Element and coordinate records:
____________________

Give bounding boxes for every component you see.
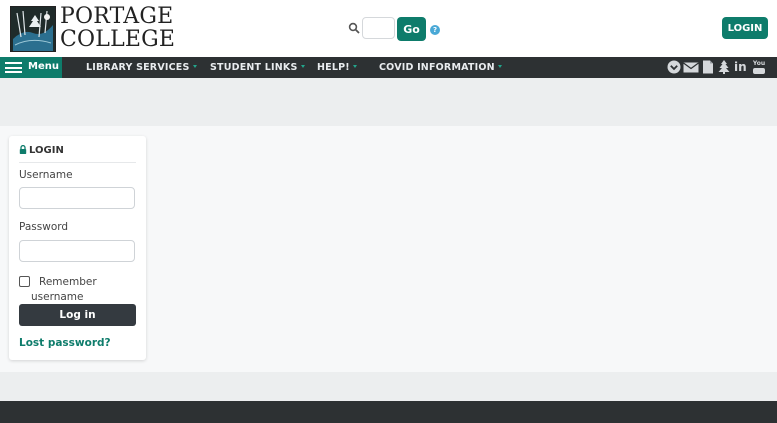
header-login-button[interactable]: LOGIN [722, 17, 768, 39]
logo-emblem-icon [10, 6, 56, 52]
nav-item-help[interactable]: HELP! [317, 62, 357, 73]
page-header-band [0, 78, 777, 126]
password-label: Password [19, 221, 69, 233]
menu-label: Menu [28, 61, 59, 72]
main-navigation: Menu LIBRARY SERVICES STUDENT LINKS HELP… [0, 57, 777, 78]
nav-item-label: LIBRARY SERVICES [86, 62, 190, 73]
remember-username-checkbox[interactable] [19, 276, 30, 287]
logo-wordmark: PORTAGE COLLEGE [60, 5, 175, 51]
hamburger-icon [5, 62, 22, 73]
caret-down-icon [497, 65, 502, 68]
login-card: LOGIN Username Password Remember usernam… [9, 136, 146, 360]
caret-down-icon [192, 65, 197, 68]
password-input[interactable] [19, 240, 135, 262]
nav-item-library-services[interactable]: LIBRARY SERVICES [86, 62, 197, 73]
nav-item-label: STUDENT LINKS [210, 62, 298, 73]
portage-college-logo[interactable]: PORTAGE COLLEGE [10, 5, 175, 53]
tree-icon[interactable] [718, 60, 730, 74]
nav-item-covid-information[interactable]: COVID INFORMATION [379, 62, 502, 73]
youtube-glyph: You [752, 60, 766, 67]
username-input[interactable] [19, 187, 135, 209]
logo-line-2: COLLEGE [60, 27, 176, 52]
nav-item-student-links[interactable]: STUDENT LINKS [210, 62, 305, 73]
help-icon[interactable]: ? [430, 25, 440, 35]
logo-line-1: PORTAGE [60, 4, 174, 29]
linkedin-icon[interactable]: in [734, 60, 749, 74]
content-bottom-band [0, 372, 777, 401]
search-go-button[interactable]: Go [397, 17, 426, 41]
search-input[interactable] [362, 17, 395, 39]
lost-password-link[interactable]: Lost password? [19, 337, 111, 349]
caret-down-icon [300, 65, 305, 68]
nav-item-label: COVID INFORMATION [379, 62, 495, 73]
search-icon [348, 22, 360, 34]
remember-username-label[interactable]: Remember username [31, 275, 111, 305]
caret-down-icon [352, 65, 357, 68]
username-label: Username [19, 169, 73, 181]
login-card-title: LOGIN [19, 145, 136, 163]
lock-icon [19, 145, 27, 154]
login-submit-button[interactable]: Log in [19, 304, 136, 326]
menu-toggle-button[interactable]: Menu [0, 57, 62, 78]
nav-item-label: HELP! [317, 62, 350, 73]
site-header: PORTAGE COLLEGE Go ? LOGIN [0, 0, 777, 57]
youtube-icon[interactable]: You [752, 60, 766, 74]
mail-icon[interactable] [683, 60, 699, 74]
login-title-text: LOGIN [29, 145, 64, 156]
site-footer [0, 401, 777, 423]
document-icon[interactable] [702, 60, 714, 74]
chevron-down-circle-icon[interactable] [667, 60, 681, 74]
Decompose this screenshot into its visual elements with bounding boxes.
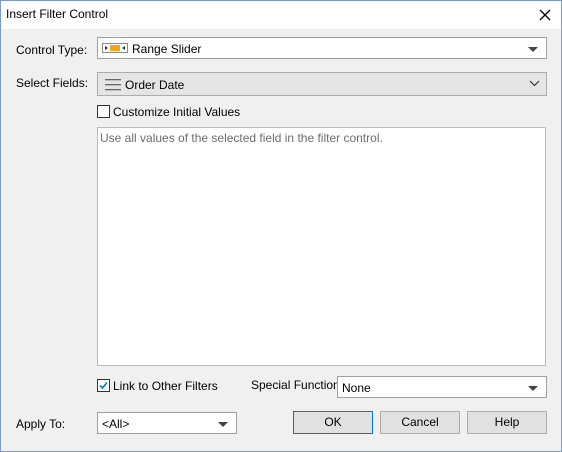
cancel-button[interactable]: Cancel bbox=[380, 411, 460, 434]
apply-to-value: <All> bbox=[102, 417, 130, 431]
control-type-label: Control Type: bbox=[16, 43, 88, 57]
apply-to-label: Apply To: bbox=[16, 417, 66, 431]
control-type-value: Range Slider bbox=[132, 42, 202, 56]
chevron-down-icon bbox=[529, 80, 540, 87]
special-function-label: Special Function: bbox=[251, 378, 344, 392]
link-to-other-filters-label: Link to Other Filters bbox=[113, 379, 218, 393]
help-button[interactable]: Help bbox=[467, 411, 547, 434]
insert-filter-control-dialog: Insert Filter Control Control Type: Rang… bbox=[0, 0, 562, 452]
customize-initial-values-checkbox[interactable] bbox=[97, 105, 110, 118]
close-icon bbox=[539, 9, 551, 21]
select-fields-value: Order Date bbox=[125, 78, 185, 92]
range-slider-icon bbox=[102, 43, 128, 53]
dropdown-arrow-icon bbox=[528, 47, 538, 52]
title-bar: Insert Filter Control bbox=[1, 1, 561, 29]
checkmark-icon bbox=[99, 381, 108, 390]
special-function-dropdown[interactable]: None bbox=[337, 376, 547, 398]
apply-to-dropdown[interactable]: <All> bbox=[97, 412, 237, 434]
dropdown-arrow-icon bbox=[218, 422, 228, 427]
special-function-value: None bbox=[342, 381, 371, 395]
select-fields-dropdown[interactable]: Order Date bbox=[97, 72, 547, 96]
customize-initial-values-label: Customize Initial Values bbox=[113, 105, 241, 119]
select-fields-label: Select Fields: bbox=[16, 76, 89, 90]
close-button[interactable] bbox=[534, 4, 556, 26]
field-list-icon bbox=[105, 79, 121, 91]
ok-button[interactable]: OK bbox=[293, 411, 373, 434]
dropdown-arrow-icon bbox=[528, 386, 538, 391]
link-to-other-filters-checkbox[interactable] bbox=[97, 379, 110, 392]
description-text: Use all values of the selected field in … bbox=[100, 131, 383, 145]
control-type-dropdown[interactable]: Range Slider bbox=[97, 37, 547, 59]
description-area: Use all values of the selected field in … bbox=[97, 127, 546, 366]
dialog-title: Insert Filter Control bbox=[6, 7, 109, 21]
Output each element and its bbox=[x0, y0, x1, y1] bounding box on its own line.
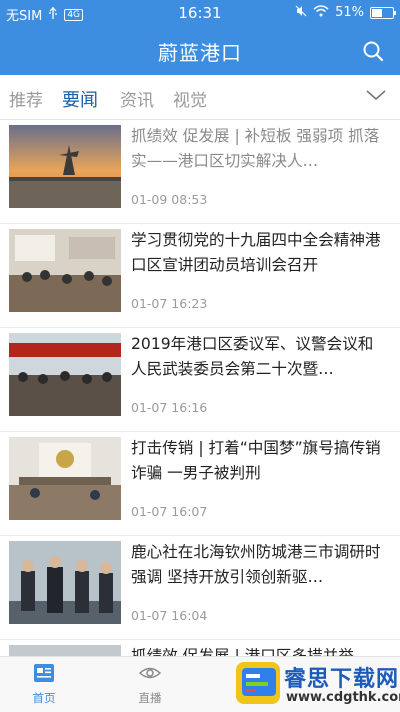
article-thumbnail bbox=[9, 229, 121, 312]
article-item[interactable]: 鹿心社在北海钦州防城港三市调研时强调 坚持开放引领创新驱… 01-07 16:0… bbox=[0, 536, 400, 640]
status-right: 51% bbox=[295, 5, 396, 20]
nav-home[interactable]: 首页 bbox=[4, 663, 84, 706]
tab-news[interactable]: 资讯 bbox=[120, 86, 154, 111]
app-title: 蔚蓝港口 bbox=[158, 41, 242, 65]
article-time: 01-07 16:23 bbox=[131, 296, 208, 311]
article-item[interactable]: 学习贯彻党的十九届四中全会精神港口区宣讲团动员培训会召开 01-07 16:23 bbox=[0, 224, 400, 328]
article-item[interactable]: 抓绩效 促发展 | 补短板 强弱项 抓落实——港口区切实解决人… 01-09 0… bbox=[0, 120, 400, 224]
article-title: 学习贯彻党的十九届四中全会精神港口区宣讲团动员培训会召开 bbox=[131, 231, 381, 274]
status-bar: 无SIM 4G 16:31 51% bbox=[0, 0, 400, 28]
article-thumbnail bbox=[9, 125, 121, 208]
search-icon[interactable] bbox=[362, 40, 384, 62]
article-thumbnail bbox=[9, 437, 121, 520]
article-list: 抓绩效 促发展 | 补短板 强弱项 抓落实——港口区切实解决人… 01-09 0… bbox=[0, 120, 400, 680]
article-title: 2019年港口区委议军、议警会议和人民武装委员会第二十次暨… bbox=[131, 335, 374, 378]
article-time: 01-07 16:04 bbox=[131, 608, 208, 623]
article-time: 01-09 08:53 bbox=[131, 192, 208, 207]
tab-headlines[interactable]: 要闻 bbox=[62, 86, 98, 112]
article-title: 鹿心社在北海钦州防城港三市调研时强调 坚持开放引领创新驱… bbox=[131, 543, 381, 586]
battery-icon bbox=[370, 6, 396, 19]
category-tabs: 推荐 要闻 资讯 视觉 bbox=[0, 75, 400, 120]
article-thumbnail bbox=[9, 333, 121, 416]
watermark-logo-icon bbox=[236, 662, 280, 704]
watermark: 睿思下载网 www.cdgthk.com bbox=[232, 656, 400, 711]
nav-live[interactable]: 直播 bbox=[110, 663, 190, 706]
article-item[interactable]: 打击传销 | 打着“中国梦”旗号搞传销诈骗 一男子被判刑 01-07 16:07 bbox=[0, 432, 400, 536]
article-item[interactable]: 2019年港口区委议军、议警会议和人民武装委员会第二十次暨… 01-07 16:… bbox=[0, 328, 400, 432]
tab-recommend[interactable]: 推荐 bbox=[9, 86, 43, 111]
chevron-down-icon[interactable] bbox=[366, 85, 386, 105]
nav-home-label: 首页 bbox=[32, 691, 56, 705]
tab-visual[interactable]: 视觉 bbox=[173, 86, 207, 111]
wifi-icon bbox=[313, 5, 329, 20]
article-title: 抓绩效 促发展 | 补短板 强弱项 抓落实——港口区切实解决人… bbox=[131, 127, 380, 170]
watermark-title: 睿思下载网 bbox=[284, 667, 400, 692]
nav-live-label: 直播 bbox=[138, 691, 162, 705]
article-title: 打击传销 | 打着“中国梦”旗号搞传销诈骗 一男子被判刑 bbox=[131, 439, 381, 482]
battery-percent: 51% bbox=[335, 5, 364, 20]
article-time: 01-07 16:16 bbox=[131, 400, 208, 415]
article-time: 01-07 16:07 bbox=[131, 504, 208, 519]
mute-icon bbox=[295, 5, 307, 20]
watermark-url: www.cdgthk.com bbox=[286, 690, 400, 705]
home-news-icon bbox=[33, 663, 55, 683]
eye-icon bbox=[138, 663, 162, 683]
app-header: 蔚蓝港口 bbox=[0, 28, 400, 75]
article-thumbnail bbox=[9, 541, 121, 624]
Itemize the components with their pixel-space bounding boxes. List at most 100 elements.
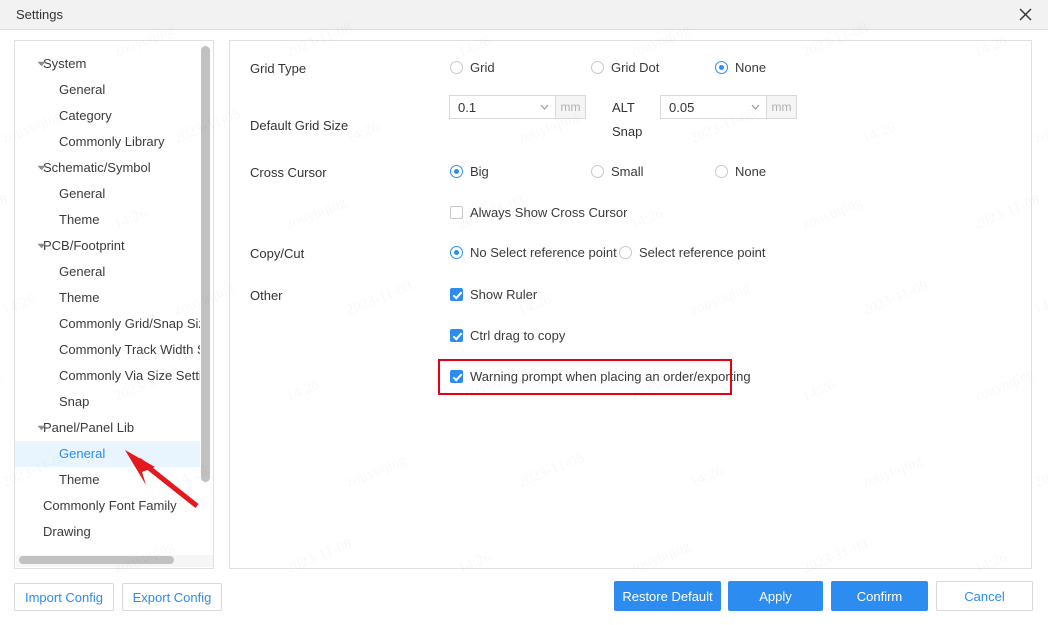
radio-label: Big [470,164,489,179]
default-grid-size-select[interactable]: 0.1 [449,95,556,119]
chevron-down-icon [533,104,555,110]
sidebar-item-commonly-track-width-setting[interactable]: Commonly Track Width Setting [15,337,201,363]
sidebar-item-category[interactable]: Category [15,103,201,129]
cancel-button[interactable]: Cancel [936,581,1033,611]
settings-tree[interactable]: System General Category Commonly Library Sch… [15,41,201,556]
alt-snap-grid-size-unit: mm [767,95,797,119]
sidebar-item-schematic-symbol[interactable]: Schematic/Symbol [15,155,201,181]
chevron-down-icon[interactable] [37,415,46,441]
sidebar-horizontal-scrollbar-thumb[interactable] [19,556,174,564]
page-title: Settings [16,7,63,22]
sidebar-item-general[interactable]: General [15,259,201,285]
sidebar-vertical-scrollbar-thumb[interactable] [201,46,210,482]
sidebar-item-general[interactable]: General [15,441,201,467]
radio-grid-type-none[interactable]: None [715,60,766,75]
radio-indicator [715,61,728,74]
close-icon[interactable] [1002,0,1048,29]
sidebar-vertical-scrollbar-track[interactable] [200,42,212,554]
default-grid-size-label: Default Grid Size [250,118,349,133]
sidebar-item-label: Category [59,108,112,123]
sidebar-item-general[interactable]: General [15,77,201,103]
import-config-button[interactable]: Import Config [14,583,114,611]
sidebar-item-commonly-library[interactable]: Commonly Library [15,129,201,155]
default-grid-size-unit: mm [556,95,586,119]
sidebar-item-commonly-grid-snap-size-setting[interactable]: Commonly Grid/Snap Size Setting [15,311,201,337]
restore-default-button[interactable]: Restore Default [614,581,721,611]
radio-label: Grid [470,60,495,75]
default-grid-size-value: 0.1 [458,99,477,115]
chevron-down-icon [744,104,766,110]
checkbox-indicator [450,206,463,219]
radio-grid-type-grid[interactable]: Grid [450,60,495,75]
sidebar-item-theme[interactable]: Theme [15,207,201,233]
watermark-text: 2023-11-08 [0,192,11,234]
sidebar-item-commonly-via-size-setting[interactable]: Commonly Via Size Setting [15,363,201,389]
watermark-text: zouyuqing [1032,108,1048,147]
confirm-button[interactable]: Confirm [831,581,928,611]
chevron-down-icon[interactable] [37,155,46,181]
apply-button[interactable]: Apply [728,581,823,611]
sidebar-item-label: Commonly Grid/Snap Size Setting [59,316,201,331]
checkbox-warning-prompt-order-export[interactable]: Warning prompt when placing an order/exp… [450,369,751,384]
sidebar-item-theme[interactable]: Theme [15,285,201,311]
sidebar-item-theme[interactable]: Theme [15,467,201,493]
sidebar-item-system[interactable]: System [15,51,201,77]
sidebar-item-panel-panel-lib[interactable]: Panel/Panel Lib [15,415,201,441]
sidebar-item-label: General [59,446,106,461]
other-label: Other [250,288,283,303]
sidebar-item-label: Snap [59,394,90,409]
sidebar-item-commonly-font-family[interactable]: Commonly Font Family [15,493,201,519]
sidebar-item-label: General [59,82,106,97]
sidebar-item-label: Panel/Panel Lib [43,420,135,435]
checkbox-always-show-cross-cursor[interactable]: Always Show Cross Cursor [450,205,628,220]
radio-copy-cut-no-select-reference-point[interactable]: No Select reference point [450,245,617,260]
sidebar-item-label: System [43,56,87,71]
alt-snap-label-line2: Snap [612,124,643,139]
alt-snap-grid-size-select[interactable]: 0.05 [660,95,767,119]
radio-indicator [450,165,463,178]
radio-label: Small [611,164,644,179]
checkbox-ctrl-drag-to-copy[interactable]: Ctrl drag to copy [450,328,565,343]
sidebar-item-label: Commonly Library [59,134,165,149]
radio-cross-cursor-small[interactable]: Small [591,164,644,179]
radio-copy-cut-select-reference-point[interactable]: Select reference point [619,245,765,260]
window-titlebar: Settings [0,0,1048,30]
checkbox-label: Warning prompt when placing an order/exp… [470,369,751,384]
alt-snap-grid-size-value: 0.05 [669,99,695,115]
sidebar-item-label: Drawing [43,524,91,539]
radio-label: No Select reference point [470,245,617,260]
radio-label: None [735,60,767,75]
radio-label: None [735,164,767,179]
checkbox-indicator [450,329,463,342]
sidebar-item-label: Theme [59,472,100,487]
export-config-button[interactable]: Export Config [122,583,222,611]
radio-cross-cursor-none[interactable]: None [715,164,766,179]
sidebar-item-snap[interactable]: Snap [15,389,201,415]
checkbox-label: Show Ruler [470,287,538,302]
sidebar-item-label: Theme [59,290,100,305]
sidebar-item-drawing[interactable]: Drawing [15,519,201,545]
chevron-down-icon[interactable] [37,233,46,259]
radio-grid-type-grid-dot[interactable]: Grid Dot [591,60,659,75]
radio-cross-cursor-big[interactable]: Big [450,164,489,179]
chevron-down-icon[interactable] [37,51,46,77]
sidebar-item-label: General [59,186,106,201]
sidebar-item-general[interactable]: General [15,181,201,207]
copy-cut-label: Copy/Cut [250,246,305,261]
checkbox-label: Always Show Cross Cursor [470,205,628,220]
sidebar-item-label: PCB/Footprint [43,238,125,253]
sidebar-item-label: Commonly Via Size Setting [59,368,201,383]
sidebar-item-label: Theme [59,212,100,227]
radio-label: Grid Dot [611,60,660,75]
watermark-text: zouyuqing [0,366,5,405]
sidebar-item-label: Schematic/Symbol [43,160,151,175]
checkbox-show-ruler[interactable]: Show Ruler [450,287,537,302]
settings-content-panel: Grid Type Grid Grid Dot None Default Gri… [229,40,1032,569]
sidebar-item-pcb-footprint[interactable]: PCB/Footprint [15,233,201,259]
alt-snap-label-line1: ALT [612,100,635,115]
settings-navigation-panel[interactable]: System General Category Commonly Library Sch… [14,40,214,569]
watermark-text: 2023-11-08 [1032,450,1048,492]
radio-indicator [450,246,463,259]
radio-indicator [450,61,463,74]
sidebar-horizontal-scrollbar-track[interactable] [16,555,213,567]
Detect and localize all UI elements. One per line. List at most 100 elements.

____________________

GOAL
Copy the lines verbatim, starting at the line that contains "radio-label: Big [470,164,489,179]" and ending at the line that contains "checkbox-indicator [450,206,463,219]", both included.

TASK OUTPUT
radio-label: Big [470,164,489,179]
default-grid-size-select[interactable]: 0.1 [449,95,556,119]
chevron-down-icon [533,104,555,110]
sidebar-item-commonly-track-width-setting[interactable]: Commonly Track Width Setting [15,337,201,363]
sidebar-item-category[interactable]: Category [15,103,201,129]
cancel-button[interactable]: Cancel [936,581,1033,611]
settings-tree[interactable]: System General Category Commonly Library Sch… [15,41,201,556]
alt-snap-grid-size-unit: mm [767,95,797,119]
sidebar-item-schematic-symbol[interactable]: Schematic/Symbol [15,155,201,181]
chevron-down-icon[interactable] [37,415,46,441]
sidebar-horizontal-scrollbar-thumb[interactable] [19,556,174,564]
page-title: Settings [16,7,63,22]
sidebar-item-general[interactable]: General [15,259,201,285]
sidebar-vertical-scrollbar-thumb[interactable] [201,46,210,482]
sidebar-item-general[interactable]: General [15,441,201,467]
radio-grid-type-none[interactable]: None [715,60,766,75]
radio-indicator [715,61,728,74]
close-icon[interactable] [1002,0,1048,29]
sidebar-vertical-scrollbar-track[interactable] [200,42,212,554]
default-grid-size-label: Default Grid Size [250,118,349,133]
sidebar-item-label: Category [59,108,112,123]
sidebar-item-general[interactable]: General [15,77,201,103]
import-config-button[interactable]: Import Config [14,583,114,611]
sidebar-item-commonly-library[interactable]: Commonly Library [15,129,201,155]
default-grid-size-unit: mm [556,95,586,119]
sidebar-item-commonly-grid-snap-size-setting[interactable]: Commonly Grid/Snap Size Setting [15,311,201,337]
restore-default-button[interactable]: Restore Default [614,581,721,611]
radio-label: Grid [470,60,495,75]
default-grid-size-value: 0.1 [458,99,477,115]
chevron-down-icon [744,104,766,110]
checkbox-indicator [450,206,463,219]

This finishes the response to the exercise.